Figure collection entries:
## start

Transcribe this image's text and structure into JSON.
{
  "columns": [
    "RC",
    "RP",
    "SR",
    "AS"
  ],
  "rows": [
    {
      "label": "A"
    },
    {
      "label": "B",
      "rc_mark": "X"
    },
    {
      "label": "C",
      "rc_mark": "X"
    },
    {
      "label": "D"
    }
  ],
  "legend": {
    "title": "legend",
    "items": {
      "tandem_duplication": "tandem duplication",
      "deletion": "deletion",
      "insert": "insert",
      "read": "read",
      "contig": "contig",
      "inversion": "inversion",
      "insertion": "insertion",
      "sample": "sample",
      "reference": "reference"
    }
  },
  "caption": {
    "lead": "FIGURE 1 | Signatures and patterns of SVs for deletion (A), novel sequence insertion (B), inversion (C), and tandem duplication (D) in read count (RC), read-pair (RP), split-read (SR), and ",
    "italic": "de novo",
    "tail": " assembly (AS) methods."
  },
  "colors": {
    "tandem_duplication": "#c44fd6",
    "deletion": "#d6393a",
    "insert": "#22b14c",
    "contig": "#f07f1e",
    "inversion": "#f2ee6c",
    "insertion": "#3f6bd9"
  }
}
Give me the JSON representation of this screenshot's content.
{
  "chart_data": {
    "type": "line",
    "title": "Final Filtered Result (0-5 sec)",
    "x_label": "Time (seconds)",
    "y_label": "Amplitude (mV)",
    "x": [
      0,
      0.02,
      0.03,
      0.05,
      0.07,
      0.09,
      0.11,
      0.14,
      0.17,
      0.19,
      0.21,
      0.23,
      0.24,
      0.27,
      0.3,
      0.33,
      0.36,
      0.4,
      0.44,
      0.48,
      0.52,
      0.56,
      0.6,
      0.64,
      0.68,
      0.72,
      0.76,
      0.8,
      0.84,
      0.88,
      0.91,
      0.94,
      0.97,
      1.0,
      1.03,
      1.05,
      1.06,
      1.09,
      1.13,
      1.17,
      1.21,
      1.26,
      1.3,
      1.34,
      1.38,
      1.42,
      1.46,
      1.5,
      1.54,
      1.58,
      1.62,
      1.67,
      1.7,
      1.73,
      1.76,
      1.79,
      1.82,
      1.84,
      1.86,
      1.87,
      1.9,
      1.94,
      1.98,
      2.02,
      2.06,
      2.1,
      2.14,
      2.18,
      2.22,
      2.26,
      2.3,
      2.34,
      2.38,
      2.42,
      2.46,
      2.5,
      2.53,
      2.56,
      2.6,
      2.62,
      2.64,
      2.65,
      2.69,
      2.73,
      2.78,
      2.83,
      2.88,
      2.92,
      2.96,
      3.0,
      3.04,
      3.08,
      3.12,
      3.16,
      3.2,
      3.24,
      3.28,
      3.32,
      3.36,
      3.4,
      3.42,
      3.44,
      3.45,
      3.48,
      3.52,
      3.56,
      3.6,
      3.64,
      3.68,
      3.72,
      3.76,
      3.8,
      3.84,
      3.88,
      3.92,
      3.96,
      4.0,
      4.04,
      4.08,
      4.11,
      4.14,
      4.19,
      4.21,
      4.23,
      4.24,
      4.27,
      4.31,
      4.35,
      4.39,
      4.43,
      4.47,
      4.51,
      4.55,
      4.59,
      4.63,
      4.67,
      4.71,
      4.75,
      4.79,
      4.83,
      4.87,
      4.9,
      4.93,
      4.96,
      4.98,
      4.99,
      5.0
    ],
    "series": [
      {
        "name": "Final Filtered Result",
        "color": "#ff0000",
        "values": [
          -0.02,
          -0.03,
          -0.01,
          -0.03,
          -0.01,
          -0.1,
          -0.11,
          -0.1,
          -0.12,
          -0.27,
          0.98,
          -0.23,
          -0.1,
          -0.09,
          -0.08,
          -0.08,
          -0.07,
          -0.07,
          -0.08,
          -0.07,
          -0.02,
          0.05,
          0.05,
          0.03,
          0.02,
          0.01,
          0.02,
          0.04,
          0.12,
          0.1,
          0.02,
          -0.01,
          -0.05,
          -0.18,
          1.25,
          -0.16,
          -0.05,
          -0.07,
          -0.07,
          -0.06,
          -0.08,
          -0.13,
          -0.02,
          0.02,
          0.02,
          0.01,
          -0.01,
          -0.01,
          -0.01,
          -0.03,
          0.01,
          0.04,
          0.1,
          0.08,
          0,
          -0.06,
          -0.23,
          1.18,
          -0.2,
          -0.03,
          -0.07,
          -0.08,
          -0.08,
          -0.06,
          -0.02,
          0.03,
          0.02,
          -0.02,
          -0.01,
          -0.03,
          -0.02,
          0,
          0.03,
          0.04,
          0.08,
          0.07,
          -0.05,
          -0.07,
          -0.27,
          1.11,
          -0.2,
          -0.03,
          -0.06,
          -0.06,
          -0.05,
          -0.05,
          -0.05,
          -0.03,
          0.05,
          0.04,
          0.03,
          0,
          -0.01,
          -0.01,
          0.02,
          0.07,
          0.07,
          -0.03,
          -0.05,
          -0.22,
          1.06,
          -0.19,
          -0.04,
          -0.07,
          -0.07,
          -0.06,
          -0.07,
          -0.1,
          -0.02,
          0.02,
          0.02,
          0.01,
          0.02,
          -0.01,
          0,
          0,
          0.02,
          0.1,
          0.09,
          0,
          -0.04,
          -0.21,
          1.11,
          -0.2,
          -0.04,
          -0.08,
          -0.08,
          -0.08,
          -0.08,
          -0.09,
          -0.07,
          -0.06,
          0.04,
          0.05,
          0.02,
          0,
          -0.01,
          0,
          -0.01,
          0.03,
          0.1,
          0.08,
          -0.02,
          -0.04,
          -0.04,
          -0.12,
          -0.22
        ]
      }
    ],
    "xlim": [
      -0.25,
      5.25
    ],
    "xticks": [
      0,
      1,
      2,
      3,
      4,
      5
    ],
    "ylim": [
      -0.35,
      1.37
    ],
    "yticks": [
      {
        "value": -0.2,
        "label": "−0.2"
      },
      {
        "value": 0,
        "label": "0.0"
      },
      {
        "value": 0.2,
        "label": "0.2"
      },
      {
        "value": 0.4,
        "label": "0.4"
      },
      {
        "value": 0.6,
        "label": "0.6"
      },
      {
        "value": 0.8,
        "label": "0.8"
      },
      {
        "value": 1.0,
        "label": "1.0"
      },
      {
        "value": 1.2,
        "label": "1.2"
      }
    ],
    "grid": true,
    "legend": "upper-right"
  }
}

## end

[Exercise directions]
Write down all the entries again without a single difference.

[Answer for this exercise]
Transcribe this image's text and structure into JSON.
{
  "columns": [
    "RC",
    "RP",
    "SR",
    "AS"
  ],
  "rows": [
    {
      "label": "A"
    },
    {
      "label": "B",
      "rc_mark": "X"
    },
    {
      "label": "C",
      "rc_mark": "X"
    },
    {
      "label": "D"
    }
  ],
  "legend": {
    "title": "legend",
    "items": {
      "tandem_duplication": "tandem duplication",
      "deletion": "deletion",
      "insert": "insert",
      "read": "read",
      "contig": "contig",
      "inversion": "inversion",
      "insertion": "insertion",
      "sample": "sample",
      "reference": "reference"
    }
  },
  "caption": {
    "lead": "FIGURE 1 | Signatures and patterns of SVs for deletion (A), novel sequence insertion (B), inversion (C), and tandem duplication (D) in read count (RC), read-pair (RP), split-read (SR), and ",
    "italic": "de novo",
    "tail": " assembly (AS) methods."
  },
  "colors": {
    "tandem_duplication": "#c44fd6",
    "deletion": "#d6393a",
    "insert": "#22b14c",
    "contig": "#f07f1e",
    "inversion": "#f2ee6c",
    "insertion": "#3f6bd9"
  }
}
Give me the JSON representation of this screenshot's content.
{
  "chart_data": {
    "type": "line",
    "title": "Final Filtered Result (0-5 sec)",
    "x_label": "Time (seconds)",
    "y_label": "Amplitude (mV)",
    "x": [
      0,
      0.02,
      0.03,
      0.05,
      0.07,
      0.09,
      0.11,
      0.14,
      0.17,
      0.19,
      0.21,
      0.23,
      0.24,
      0.27,
      0.3,
      0.33,
      0.36,
      0.4,
      0.44,
      0.48,
      0.52,
      0.56,
      0.6,
      0.64,
      0.68,
      0.72,
      0.76,
      0.8,
      0.84,
      0.88,
      0.91,
      0.94,
      0.97,
      1.0,
      1.03,
      1.05,
      1.06,
      1.09,
      1.13,
      1.17,
      1.21,
      1.26,
      1.3,
      1.34,
      1.38,
      1.42,
      1.46,
      1.5,
      1.54,
      1.58,
      1.62,
      1.67,
      1.7,
      1.73,
      1.76,
      1.79,
      1.82,
      1.84,
      1.86,
      1.87,
      1.9,
      1.94,
      1.98,
      2.02,
      2.06,
      2.1,
      2.14,
      2.18,
      2.22,
      2.26,
      2.3,
      2.34,
      2.38,
      2.42,
      2.46,
      2.5,
      2.53,
      2.56,
      2.6,
      2.62,
      2.64,
      2.65,
      2.69,
      2.73,
      2.78,
      2.83,
      2.88,
      2.92,
      2.96,
      3.0,
      3.04,
      3.08,
      3.12,
      3.16,
      3.2,
      3.24,
      3.28,
      3.32,
      3.36,
      3.4,
      3.42,
      3.44,
      3.45,
      3.48,
      3.52,
      3.56,
      3.6,
      3.64,
      3.68,
      3.72,
      3.76,
      3.8,
      3.84,
      3.88,
      3.92,
      3.96,
      4.0,
      4.04,
      4.08,
      4.11,
      4.14,
      4.19,
      4.21,
      4.23,
      4.24,
      4.27,
      4.31,
      4.35,
      4.39,
      4.43,
      4.47,
      4.51,
      4.55,
      4.59,
      4.63,
      4.67,
      4.71,
      4.75,
      4.79,
      4.83,
      4.87,
      4.9,
      4.93,
      4.96,
      4.98,
      4.99,
      5.0
    ],
    "series": [
      {
        "name": "Final Filtered Result",
        "color": "#ff0000",
        "values": [
          -0.02,
          -0.03,
          -0.01,
          -0.03,
          -0.01,
          -0.1,
          -0.11,
          -0.1,
          -0.12,
          -0.27,
          0.98,
          -0.23,
          -0.1,
          -0.09,
          -0.08,
          -0.08,
          -0.07,
          -0.07,
          -0.08,
          -0.07,
          -0.02,
          0.05,
          0.05,
          0.03,
          0.02,
          0.01,
          0.02,
          0.04,
          0.12,
          0.1,
          0.02,
          -0.01,
          -0.05,
          -0.18,
          1.25,
          -0.16,
          -0.05,
          -0.07,
          -0.07,
          -0.06,
          -0.08,
          -0.13,
          -0.02,
          0.02,
          0.02,
          0.01,
          -0.01,
          -0.01,
          -0.01,
          -0.03,
          0.01,
          0.04,
          0.1,
          0.08,
          0,
          -0.06,
          -0.23,
          1.18,
          -0.2,
          -0.03,
          -0.07,
          -0.08,
          -0.08,
          -0.06,
          -0.02,
          0.03,
          0.02,
          -0.02,
          -0.01,
          -0.03,
          -0.02,
          0,
          0.03,
          0.04,
          0.08,
          0.07,
          -0.05,
          -0.07,
          -0.27,
          1.11,
          -0.2,
          -0.03,
          -0.06,
          -0.06,
          -0.05,
          -0.05,
          -0.05,
          -0.03,
          0.05,
          0.04,
          0.03,
          0,
          -0.01,
          -0.01,
          0.02,
          0.07,
          0.07,
          -0.03,
          -0.05,
          -0.22,
          1.06,
          -0.19,
          -0.04,
          -0.07,
          -0.07,
          -0.06,
          -0.07,
          -0.1,
          -0.02,
          0.02,
          0.02,
          0.01,
          0.02,
          -0.01,
          0,
          0,
          0.02,
          0.1,
          0.09,
          0,
          -0.04,
          -0.21,
          1.11,
          -0.2,
          -0.04,
          -0.08,
          -0.08,
          -0.08,
          -0.08,
          -0.09,
          -0.07,
          -0.06,
          0.04,
          0.05,
          0.02,
          0,
          -0.01,
          0,
          -0.01,
          0.03,
          0.1,
          0.08,
          -0.02,
          -0.04,
          -0.04,
          -0.12,
          -0.22
        ]
      }
    ],
    "xlim": [
      -0.25,
      5.25
    ],
    "xticks": [
      0,
      1,
      2,
      3,
      4,
      5
    ],
    "ylim": [
      -0.35,
      1.37
    ],
    "yticks": [
      {
        "value": -0.2,
        "label": "−0.2"
      },
      {
        "value": 0,
        "label": "0.0"
      },
      {
        "value": 0.2,
        "label": "0.2"
      },
      {
        "value": 0.4,
        "label": "0.4"
      },
      {
        "value": 0.6,
        "label": "0.6"
      },
      {
        "value": 0.8,
        "label": "0.8"
      },
      {
        "value": 1.0,
        "label": "1.0"
      },
      {
        "value": 1.2,
        "label": "1.2"
      }
    ],
    "grid": true,
    "legend": "upper-right"
  }
}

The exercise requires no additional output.